(Source extract):
====================

How do you read the alto clef?

Lots of people ask me how I can read ‘that weird alto clef’ and my answer is usually the same every time – it is no different from reading any other clef, except that fewer people know how to read it, as fewer people play instruments that use it (it is also used for the viola da gamba and the alto trombone – rarer instruments than the viola!)

It is a little known fact that violists have to read not only their own clef, but also the treble clef, as when we play high passages it is much easier to read in treble clef than read millions of ledger lines. This is fine, but it does lead to difficulties when sight-reading when the clef changes half way through a line (or even worse, at the end of a line), and also embarrassing moments when you play loudly in the wrong clef…

Why is the viola sometimes called the ‘Cinderella’ of the orchestra?

The viola has been under-represented as a solo instrument and unfairly maligned as an orchestral instrument (see below), leading to some calling it the ‘cinderella’ of the orchestra. In recent times, beginning with pioneers such as William Primrose and Lionel Tertis (who wrote books called ‘My Viola’ and I and ‘Cinderella No More’), the viola has risen to prominence as a solo instrument in its own right, with more and more works being composed for it.

The viola repertoire is relatively small compared with many instruments, but given that the instrument took a long time to be recognised as a solo instrument, many major works have been written for it such as the famous Walton and Bartok Viola Concertos, and works by Britten, Vaughan Williams, Hindemith, Shostakovich, Clarke, York Bowen, Penderecki and Schnittke.

====================

(Information shown):
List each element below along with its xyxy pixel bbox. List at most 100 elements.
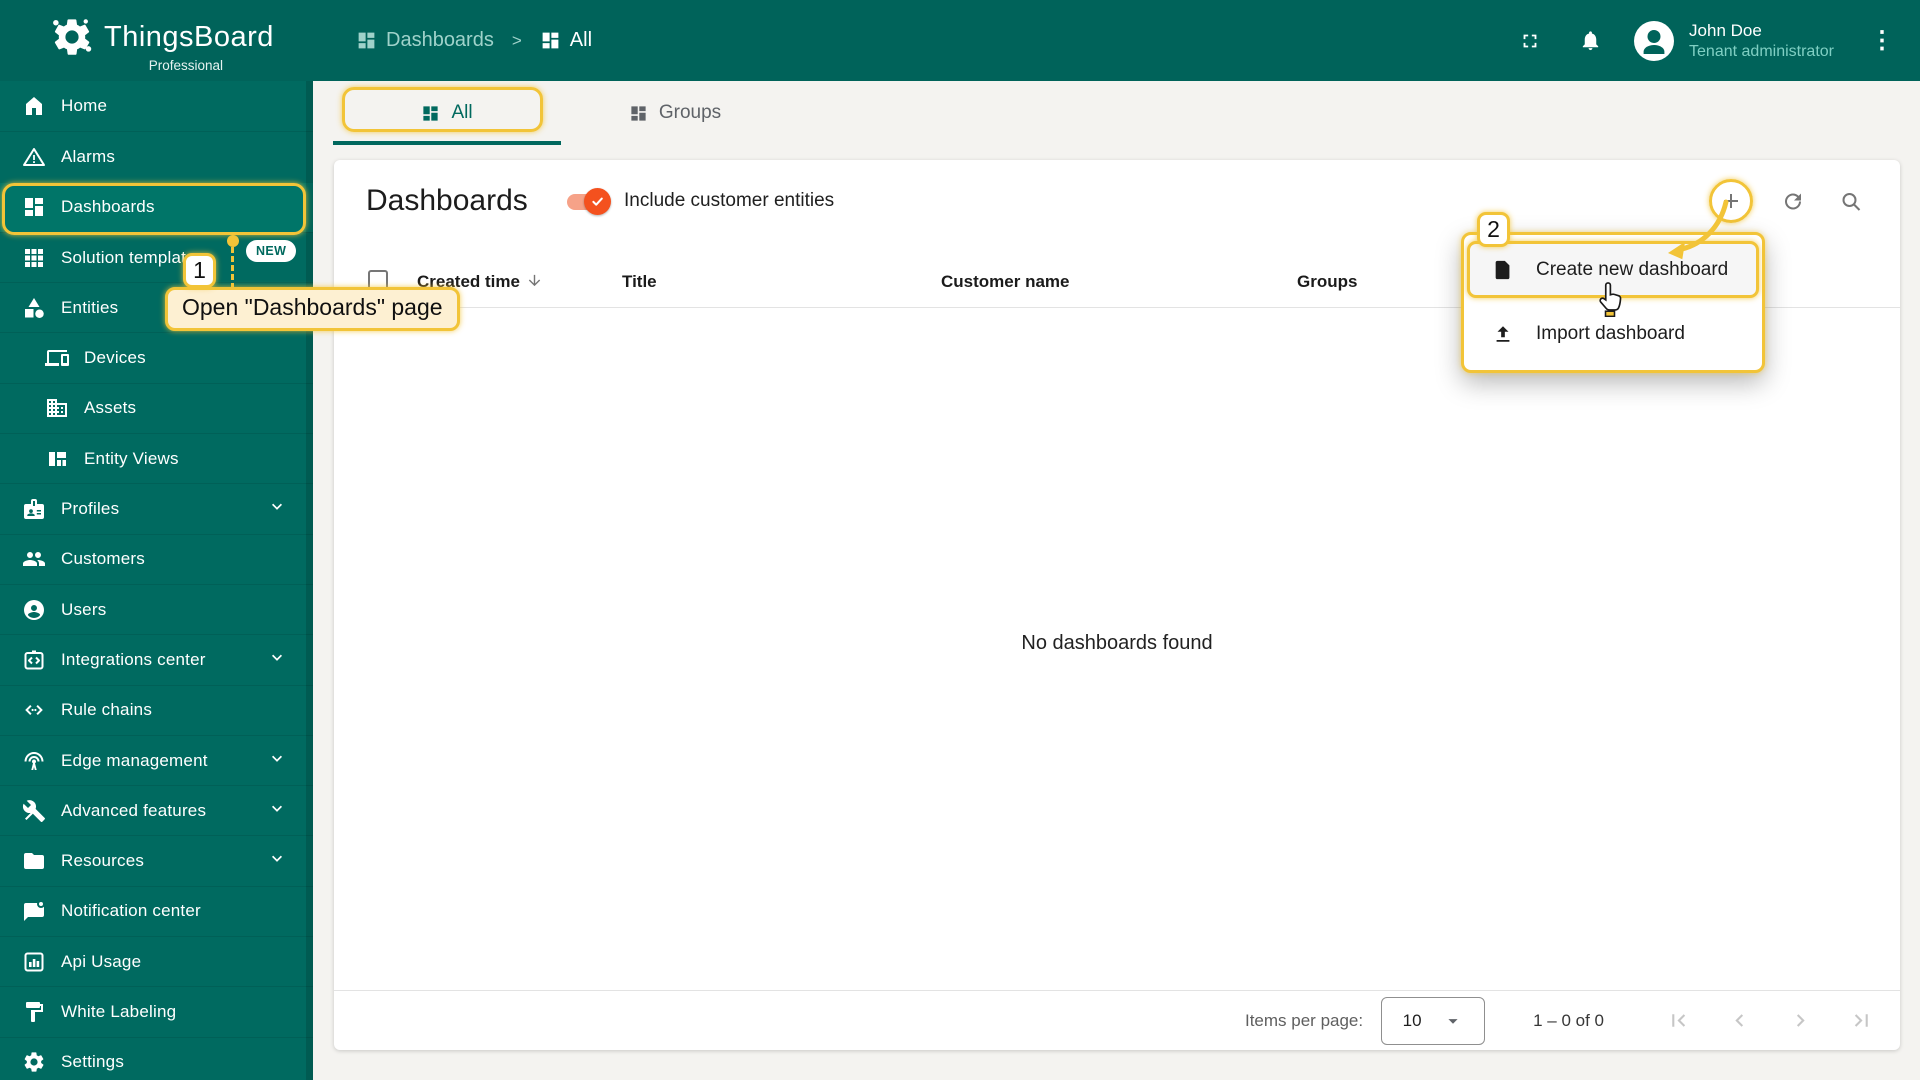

====================

(Problems and tasks):
1. In the passage about the viola, which other clef do violists also have to read?
2. Carry on the passage about the viola from its last sentence.

(Exercise responses):
1. The treble clef.

2.
Aren’t viola players just failed violinists?

Absolutely not! Contrary to popular belief, playing the viola is actually harder than playing the violin. It is a larger and heavier instrument to hold, requires a more robust bow arm as the strings are slightly thicker and require more effort to make vibrate (especially the C string), and the notes are further apart than on the violin, making it harder to stretch some notes. Overall, it is harder to make a good sound on the viola than it is on the violin because of its larger size, but the sound when it comes out is gorgeously rich and full.

The commonly held belief that viola players are ‘failed violinist’ may have come about because violinists sometimes switch to viola, especially if there are not enough viola players in a group, so if a mediocre violinist was asked to play viola then of course they would play the viola badly too. Or violinists are simply jealous of the richer sound that we as viola players make! 🙂

I find that when I switch to violin (mainly only for teaching purposes, as I am definitely a true violist at heart!) everything seems very easy and so small, like playing a toy version of my viola!

I’ve never heard of any famous viola players.

Most people if you asked them probably would not be able to name any famous viola players, but if you do your homework you’ll find that many of the most famous composers including Mozart, Bach, Haydn and Beethoven played the viola and composed music for it, if only in combination with other instruments – Mozart is said to have directed the first performance of his Sinfonia Concertante from the viola. Other composers who were viola players include Britten, Frank Bridge, Schubert, Dvorak, Rebecca Clarke and Paul Hindemith, suggesting that as a composer, the viola was a popular choice, perhaps because of its role as a harmony instrument.

Many famous violinists also play (or played) the viola, such as Nigel Kennedy, Maxim Vengerov, David Oistrakh, Yehudi Menuhin and even Paganini, so it was not nearly as neglected an instrument as most people think! The pioneers of the viola as a solo instrument included the British violists Lionel Tertis and William Primrose, and notable viola virtuosos of today include Lawrence Power, Yuri Bashmet, Nobuko Imai and Jane Atkins.

A good article about viola players is here

Why would you choose to play the viola and not the violin? Isn’t it boring not playing the tune?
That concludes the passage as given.